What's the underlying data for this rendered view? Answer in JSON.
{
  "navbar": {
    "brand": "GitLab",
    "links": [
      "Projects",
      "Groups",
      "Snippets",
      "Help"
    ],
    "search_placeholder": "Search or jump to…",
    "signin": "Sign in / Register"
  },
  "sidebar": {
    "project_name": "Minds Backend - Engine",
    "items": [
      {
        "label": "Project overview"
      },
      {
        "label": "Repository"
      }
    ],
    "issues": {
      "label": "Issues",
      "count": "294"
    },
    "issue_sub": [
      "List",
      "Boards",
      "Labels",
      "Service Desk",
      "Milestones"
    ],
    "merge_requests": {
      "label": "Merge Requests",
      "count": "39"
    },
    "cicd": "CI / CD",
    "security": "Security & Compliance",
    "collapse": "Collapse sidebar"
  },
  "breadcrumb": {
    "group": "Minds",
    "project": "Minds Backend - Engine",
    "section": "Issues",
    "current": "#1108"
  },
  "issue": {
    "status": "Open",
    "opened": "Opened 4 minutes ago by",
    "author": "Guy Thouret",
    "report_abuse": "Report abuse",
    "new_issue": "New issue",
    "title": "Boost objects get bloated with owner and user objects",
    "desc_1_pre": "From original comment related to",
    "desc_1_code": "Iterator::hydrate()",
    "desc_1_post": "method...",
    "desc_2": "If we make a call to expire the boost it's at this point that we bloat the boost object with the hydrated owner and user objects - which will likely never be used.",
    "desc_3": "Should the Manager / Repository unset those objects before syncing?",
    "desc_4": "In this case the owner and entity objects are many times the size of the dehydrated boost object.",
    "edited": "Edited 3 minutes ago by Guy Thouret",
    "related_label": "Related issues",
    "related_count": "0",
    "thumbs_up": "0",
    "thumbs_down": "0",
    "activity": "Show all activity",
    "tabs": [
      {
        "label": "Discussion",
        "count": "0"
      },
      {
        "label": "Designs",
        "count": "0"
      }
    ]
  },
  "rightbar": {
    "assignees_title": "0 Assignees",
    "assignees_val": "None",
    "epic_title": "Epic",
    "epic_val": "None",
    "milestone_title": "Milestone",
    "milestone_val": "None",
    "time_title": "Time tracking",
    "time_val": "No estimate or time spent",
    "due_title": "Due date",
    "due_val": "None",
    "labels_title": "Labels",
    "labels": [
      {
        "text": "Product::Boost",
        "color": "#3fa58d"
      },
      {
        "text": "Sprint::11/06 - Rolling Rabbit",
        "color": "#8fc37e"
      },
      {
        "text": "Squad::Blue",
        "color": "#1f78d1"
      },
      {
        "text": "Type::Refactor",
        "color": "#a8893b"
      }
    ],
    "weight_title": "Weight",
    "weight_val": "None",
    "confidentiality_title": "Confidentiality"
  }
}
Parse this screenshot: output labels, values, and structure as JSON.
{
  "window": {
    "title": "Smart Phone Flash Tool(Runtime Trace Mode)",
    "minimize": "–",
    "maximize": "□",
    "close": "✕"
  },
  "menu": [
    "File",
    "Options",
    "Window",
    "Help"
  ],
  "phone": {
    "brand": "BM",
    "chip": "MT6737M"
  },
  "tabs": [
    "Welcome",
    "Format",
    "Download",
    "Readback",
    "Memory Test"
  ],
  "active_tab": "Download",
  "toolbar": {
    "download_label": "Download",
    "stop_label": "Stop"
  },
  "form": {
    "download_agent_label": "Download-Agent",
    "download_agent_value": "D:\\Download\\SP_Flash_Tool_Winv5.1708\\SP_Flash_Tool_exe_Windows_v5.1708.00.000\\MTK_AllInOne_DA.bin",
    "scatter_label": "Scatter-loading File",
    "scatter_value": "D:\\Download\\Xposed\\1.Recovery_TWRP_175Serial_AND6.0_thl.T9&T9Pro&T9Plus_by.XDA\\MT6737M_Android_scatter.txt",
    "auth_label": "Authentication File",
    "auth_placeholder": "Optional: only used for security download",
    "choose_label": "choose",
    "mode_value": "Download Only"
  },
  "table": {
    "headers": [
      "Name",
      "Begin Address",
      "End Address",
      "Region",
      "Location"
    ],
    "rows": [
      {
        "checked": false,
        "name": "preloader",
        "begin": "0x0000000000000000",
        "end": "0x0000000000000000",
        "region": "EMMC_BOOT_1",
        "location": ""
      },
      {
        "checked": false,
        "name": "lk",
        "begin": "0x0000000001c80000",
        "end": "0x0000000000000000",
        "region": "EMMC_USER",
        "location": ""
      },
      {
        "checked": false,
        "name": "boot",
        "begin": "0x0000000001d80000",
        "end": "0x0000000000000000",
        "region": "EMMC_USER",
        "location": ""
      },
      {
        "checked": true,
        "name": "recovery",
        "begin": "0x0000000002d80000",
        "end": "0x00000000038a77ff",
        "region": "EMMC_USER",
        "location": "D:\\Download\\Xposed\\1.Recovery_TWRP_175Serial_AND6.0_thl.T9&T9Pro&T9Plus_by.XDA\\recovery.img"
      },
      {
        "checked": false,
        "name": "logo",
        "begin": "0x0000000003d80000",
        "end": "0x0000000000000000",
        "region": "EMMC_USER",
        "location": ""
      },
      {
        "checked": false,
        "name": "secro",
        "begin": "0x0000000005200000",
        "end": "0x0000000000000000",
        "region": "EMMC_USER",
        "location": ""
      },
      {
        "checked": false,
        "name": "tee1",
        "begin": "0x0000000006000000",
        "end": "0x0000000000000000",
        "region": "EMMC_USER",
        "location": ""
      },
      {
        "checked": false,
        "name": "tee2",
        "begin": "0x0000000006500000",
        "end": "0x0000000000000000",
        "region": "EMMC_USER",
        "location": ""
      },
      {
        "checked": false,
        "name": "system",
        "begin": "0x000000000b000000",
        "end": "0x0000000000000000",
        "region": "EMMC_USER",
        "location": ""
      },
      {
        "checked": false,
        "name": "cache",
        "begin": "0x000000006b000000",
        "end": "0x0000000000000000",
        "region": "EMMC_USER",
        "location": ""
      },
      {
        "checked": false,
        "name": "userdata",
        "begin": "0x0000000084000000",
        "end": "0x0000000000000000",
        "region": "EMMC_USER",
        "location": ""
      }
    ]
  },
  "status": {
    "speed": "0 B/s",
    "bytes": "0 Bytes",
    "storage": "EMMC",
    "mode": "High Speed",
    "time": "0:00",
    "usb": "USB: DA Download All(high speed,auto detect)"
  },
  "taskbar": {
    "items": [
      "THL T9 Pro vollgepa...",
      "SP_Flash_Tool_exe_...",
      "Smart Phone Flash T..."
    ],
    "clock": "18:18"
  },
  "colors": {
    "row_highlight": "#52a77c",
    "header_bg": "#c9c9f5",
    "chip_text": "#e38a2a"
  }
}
++++++
Exercise details -> The word "Xposed" appears in how many lines of the records? Give the number only.

Output of the exercise -> 2